--- Task details ---
Gather up every line from the entries below that uses the word "this".

***

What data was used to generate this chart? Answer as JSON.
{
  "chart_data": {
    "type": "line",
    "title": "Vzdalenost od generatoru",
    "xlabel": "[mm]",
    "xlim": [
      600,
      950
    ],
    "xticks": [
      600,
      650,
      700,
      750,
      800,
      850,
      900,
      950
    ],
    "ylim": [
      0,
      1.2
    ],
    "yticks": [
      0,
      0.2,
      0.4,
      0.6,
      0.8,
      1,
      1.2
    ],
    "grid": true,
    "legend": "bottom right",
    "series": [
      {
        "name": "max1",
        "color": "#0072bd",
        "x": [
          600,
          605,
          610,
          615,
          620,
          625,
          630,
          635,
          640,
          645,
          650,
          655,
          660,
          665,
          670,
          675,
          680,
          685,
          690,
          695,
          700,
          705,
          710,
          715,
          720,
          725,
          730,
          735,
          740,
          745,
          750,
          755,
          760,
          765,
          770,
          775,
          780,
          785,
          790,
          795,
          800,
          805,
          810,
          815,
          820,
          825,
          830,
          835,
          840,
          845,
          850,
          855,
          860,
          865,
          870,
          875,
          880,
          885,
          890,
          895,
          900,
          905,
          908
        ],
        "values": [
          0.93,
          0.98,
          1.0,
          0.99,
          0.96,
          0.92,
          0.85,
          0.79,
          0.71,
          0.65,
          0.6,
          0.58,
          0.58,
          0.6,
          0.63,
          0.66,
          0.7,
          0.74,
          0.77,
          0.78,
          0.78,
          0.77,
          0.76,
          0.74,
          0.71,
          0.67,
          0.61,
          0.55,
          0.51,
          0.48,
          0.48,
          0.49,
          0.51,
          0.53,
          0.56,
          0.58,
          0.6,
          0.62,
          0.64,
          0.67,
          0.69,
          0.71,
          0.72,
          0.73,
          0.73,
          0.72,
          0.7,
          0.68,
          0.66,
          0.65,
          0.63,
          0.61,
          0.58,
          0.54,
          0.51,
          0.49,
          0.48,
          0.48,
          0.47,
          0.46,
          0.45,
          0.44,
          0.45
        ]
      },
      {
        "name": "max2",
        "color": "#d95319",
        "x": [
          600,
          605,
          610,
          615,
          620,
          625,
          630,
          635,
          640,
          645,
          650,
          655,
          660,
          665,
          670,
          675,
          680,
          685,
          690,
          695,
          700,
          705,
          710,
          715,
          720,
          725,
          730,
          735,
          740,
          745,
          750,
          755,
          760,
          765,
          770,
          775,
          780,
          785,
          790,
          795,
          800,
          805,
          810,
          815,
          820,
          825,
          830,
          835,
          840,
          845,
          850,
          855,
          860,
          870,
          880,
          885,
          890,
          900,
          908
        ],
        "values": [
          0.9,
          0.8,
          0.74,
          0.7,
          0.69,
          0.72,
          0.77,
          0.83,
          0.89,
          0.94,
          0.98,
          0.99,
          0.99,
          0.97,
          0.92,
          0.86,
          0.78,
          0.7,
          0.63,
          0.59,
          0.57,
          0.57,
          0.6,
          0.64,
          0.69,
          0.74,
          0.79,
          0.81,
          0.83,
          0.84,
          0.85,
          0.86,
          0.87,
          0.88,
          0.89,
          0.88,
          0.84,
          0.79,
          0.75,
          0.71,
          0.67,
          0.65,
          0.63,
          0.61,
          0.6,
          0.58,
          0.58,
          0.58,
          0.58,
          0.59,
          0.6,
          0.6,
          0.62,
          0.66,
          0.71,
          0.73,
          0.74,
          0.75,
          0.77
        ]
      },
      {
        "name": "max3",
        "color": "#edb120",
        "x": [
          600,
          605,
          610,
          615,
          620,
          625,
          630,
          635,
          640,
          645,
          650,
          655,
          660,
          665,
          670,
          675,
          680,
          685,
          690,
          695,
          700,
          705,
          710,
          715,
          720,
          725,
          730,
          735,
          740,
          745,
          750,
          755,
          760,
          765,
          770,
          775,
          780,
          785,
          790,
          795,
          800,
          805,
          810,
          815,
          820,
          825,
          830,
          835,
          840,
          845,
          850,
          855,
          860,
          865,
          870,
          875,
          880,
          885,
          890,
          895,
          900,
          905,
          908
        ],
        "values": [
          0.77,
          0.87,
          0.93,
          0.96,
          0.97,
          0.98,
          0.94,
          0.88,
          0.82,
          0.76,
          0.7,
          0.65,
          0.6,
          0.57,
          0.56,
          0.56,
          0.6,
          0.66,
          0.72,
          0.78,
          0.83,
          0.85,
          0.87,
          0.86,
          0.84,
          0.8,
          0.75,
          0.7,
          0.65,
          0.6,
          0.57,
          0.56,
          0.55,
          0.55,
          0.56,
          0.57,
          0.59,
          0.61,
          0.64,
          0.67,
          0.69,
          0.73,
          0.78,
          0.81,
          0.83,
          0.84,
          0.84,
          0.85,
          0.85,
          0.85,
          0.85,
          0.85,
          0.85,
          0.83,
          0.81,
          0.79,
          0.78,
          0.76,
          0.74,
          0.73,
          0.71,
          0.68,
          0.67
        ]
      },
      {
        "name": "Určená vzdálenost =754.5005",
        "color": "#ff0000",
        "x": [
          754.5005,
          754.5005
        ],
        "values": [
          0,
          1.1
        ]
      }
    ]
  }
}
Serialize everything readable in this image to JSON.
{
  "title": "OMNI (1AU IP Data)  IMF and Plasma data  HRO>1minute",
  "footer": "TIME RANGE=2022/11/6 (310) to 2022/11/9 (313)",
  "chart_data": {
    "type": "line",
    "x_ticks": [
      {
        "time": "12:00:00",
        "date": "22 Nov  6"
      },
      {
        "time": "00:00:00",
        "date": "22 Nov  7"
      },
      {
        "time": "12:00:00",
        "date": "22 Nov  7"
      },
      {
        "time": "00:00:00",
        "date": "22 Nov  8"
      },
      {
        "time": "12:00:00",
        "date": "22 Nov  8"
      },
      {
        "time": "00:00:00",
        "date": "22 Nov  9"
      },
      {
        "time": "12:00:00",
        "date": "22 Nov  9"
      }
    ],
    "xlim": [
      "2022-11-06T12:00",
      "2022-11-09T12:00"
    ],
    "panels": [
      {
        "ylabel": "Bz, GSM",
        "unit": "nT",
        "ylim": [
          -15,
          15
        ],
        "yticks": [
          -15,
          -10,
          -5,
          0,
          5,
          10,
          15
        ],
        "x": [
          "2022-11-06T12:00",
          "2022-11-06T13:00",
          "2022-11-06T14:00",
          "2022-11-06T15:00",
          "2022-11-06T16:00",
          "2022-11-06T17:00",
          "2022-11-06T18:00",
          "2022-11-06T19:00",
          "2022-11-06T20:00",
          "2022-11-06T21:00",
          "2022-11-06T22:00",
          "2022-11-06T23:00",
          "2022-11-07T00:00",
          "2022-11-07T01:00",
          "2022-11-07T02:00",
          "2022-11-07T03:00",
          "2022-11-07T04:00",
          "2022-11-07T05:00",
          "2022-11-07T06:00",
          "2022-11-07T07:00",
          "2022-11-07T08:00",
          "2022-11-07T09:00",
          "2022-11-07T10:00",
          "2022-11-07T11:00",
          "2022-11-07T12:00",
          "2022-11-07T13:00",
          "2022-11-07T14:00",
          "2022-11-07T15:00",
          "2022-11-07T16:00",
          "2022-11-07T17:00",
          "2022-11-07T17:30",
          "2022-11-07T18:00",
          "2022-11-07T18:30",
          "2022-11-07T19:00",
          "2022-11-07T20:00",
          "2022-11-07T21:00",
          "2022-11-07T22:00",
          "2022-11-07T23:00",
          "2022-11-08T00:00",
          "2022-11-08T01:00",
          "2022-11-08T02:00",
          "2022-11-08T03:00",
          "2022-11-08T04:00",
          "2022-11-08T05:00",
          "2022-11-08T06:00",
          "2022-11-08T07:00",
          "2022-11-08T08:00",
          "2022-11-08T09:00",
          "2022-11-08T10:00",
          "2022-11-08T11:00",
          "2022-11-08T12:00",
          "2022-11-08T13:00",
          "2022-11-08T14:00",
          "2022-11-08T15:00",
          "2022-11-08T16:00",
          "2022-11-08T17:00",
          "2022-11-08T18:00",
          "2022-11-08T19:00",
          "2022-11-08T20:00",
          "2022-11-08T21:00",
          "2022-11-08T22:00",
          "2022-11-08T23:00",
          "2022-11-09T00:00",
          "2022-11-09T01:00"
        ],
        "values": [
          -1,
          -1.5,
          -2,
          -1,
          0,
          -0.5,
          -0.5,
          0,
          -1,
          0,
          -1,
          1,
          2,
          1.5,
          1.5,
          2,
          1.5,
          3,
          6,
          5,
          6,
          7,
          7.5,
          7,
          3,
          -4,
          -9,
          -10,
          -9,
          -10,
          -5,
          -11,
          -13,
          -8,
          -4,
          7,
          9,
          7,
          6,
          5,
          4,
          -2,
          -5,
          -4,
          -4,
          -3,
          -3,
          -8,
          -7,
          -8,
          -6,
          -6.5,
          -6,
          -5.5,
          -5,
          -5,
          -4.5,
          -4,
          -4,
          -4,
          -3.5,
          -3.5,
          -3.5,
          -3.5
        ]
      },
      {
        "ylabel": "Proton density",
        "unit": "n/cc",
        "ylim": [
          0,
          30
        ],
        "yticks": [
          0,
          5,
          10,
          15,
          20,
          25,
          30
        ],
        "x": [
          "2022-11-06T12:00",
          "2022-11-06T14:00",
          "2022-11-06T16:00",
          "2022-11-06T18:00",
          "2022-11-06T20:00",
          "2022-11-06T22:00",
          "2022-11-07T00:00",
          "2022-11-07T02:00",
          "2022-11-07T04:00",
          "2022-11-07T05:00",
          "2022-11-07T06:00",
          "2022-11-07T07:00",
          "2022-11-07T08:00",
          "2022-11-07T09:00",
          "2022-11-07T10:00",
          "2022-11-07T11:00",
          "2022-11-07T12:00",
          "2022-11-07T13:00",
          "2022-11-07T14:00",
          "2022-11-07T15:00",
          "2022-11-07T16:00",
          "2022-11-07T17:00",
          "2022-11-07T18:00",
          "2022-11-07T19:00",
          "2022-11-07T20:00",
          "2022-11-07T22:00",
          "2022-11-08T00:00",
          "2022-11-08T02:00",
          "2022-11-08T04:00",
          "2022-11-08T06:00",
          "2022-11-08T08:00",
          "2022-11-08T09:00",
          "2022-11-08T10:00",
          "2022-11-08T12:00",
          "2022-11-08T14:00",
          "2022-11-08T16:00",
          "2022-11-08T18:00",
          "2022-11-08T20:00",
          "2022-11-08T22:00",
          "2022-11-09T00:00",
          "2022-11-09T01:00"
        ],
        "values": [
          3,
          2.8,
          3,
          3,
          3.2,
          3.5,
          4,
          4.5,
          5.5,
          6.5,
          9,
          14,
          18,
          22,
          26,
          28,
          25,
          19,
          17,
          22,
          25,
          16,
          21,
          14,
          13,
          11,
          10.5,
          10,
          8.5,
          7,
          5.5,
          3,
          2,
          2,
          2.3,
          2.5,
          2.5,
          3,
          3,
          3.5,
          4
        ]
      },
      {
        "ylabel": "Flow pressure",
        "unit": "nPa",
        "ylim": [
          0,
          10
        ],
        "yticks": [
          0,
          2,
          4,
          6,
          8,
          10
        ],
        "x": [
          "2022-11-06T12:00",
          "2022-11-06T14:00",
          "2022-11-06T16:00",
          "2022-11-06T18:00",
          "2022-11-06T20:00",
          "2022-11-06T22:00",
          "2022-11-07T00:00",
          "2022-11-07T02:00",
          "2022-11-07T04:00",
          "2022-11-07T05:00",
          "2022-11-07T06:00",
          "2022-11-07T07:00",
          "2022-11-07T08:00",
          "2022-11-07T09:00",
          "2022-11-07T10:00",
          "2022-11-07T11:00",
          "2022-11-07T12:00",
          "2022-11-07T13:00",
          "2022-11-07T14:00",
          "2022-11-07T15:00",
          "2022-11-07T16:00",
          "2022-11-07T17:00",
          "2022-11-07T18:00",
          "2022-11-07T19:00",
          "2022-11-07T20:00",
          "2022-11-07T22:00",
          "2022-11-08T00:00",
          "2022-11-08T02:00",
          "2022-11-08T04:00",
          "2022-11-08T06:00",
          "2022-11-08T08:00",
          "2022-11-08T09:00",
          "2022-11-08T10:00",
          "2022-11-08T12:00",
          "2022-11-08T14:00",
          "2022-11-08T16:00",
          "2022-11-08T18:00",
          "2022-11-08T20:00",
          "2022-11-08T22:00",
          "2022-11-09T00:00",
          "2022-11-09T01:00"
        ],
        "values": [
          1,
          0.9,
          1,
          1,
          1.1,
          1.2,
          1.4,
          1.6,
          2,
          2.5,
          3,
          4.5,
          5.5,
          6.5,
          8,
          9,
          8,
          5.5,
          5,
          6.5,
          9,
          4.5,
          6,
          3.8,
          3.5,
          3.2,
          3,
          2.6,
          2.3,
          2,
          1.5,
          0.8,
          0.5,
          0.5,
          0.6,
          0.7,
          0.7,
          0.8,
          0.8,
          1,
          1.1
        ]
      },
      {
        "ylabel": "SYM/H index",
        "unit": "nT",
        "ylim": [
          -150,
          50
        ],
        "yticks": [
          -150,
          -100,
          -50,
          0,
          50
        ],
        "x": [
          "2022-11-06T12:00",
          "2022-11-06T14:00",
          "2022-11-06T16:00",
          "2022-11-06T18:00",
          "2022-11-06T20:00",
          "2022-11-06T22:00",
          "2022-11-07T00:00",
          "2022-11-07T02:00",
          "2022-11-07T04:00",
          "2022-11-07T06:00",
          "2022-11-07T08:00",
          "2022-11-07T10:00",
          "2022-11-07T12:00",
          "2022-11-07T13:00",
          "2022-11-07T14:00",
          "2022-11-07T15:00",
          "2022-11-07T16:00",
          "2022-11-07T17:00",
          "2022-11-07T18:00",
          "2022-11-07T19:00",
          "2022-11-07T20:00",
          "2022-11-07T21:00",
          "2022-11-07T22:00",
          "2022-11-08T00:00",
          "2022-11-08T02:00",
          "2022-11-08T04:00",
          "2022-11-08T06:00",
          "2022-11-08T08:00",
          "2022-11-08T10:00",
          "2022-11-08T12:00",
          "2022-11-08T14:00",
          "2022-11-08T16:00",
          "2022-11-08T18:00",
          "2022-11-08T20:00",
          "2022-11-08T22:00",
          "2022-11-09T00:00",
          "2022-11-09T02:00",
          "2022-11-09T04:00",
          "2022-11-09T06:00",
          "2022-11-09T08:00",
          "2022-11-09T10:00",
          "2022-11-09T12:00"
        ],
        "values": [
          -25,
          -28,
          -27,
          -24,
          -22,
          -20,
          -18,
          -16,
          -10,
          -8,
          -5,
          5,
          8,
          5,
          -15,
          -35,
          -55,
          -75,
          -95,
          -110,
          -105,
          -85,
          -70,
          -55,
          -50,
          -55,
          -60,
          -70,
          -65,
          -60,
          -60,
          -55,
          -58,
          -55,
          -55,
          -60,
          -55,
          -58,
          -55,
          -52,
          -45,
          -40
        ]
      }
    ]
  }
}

***

--- The completed task ---
What data was used to generate this chart? Answer as JSON.
Serialize everything readable in this image to JSON.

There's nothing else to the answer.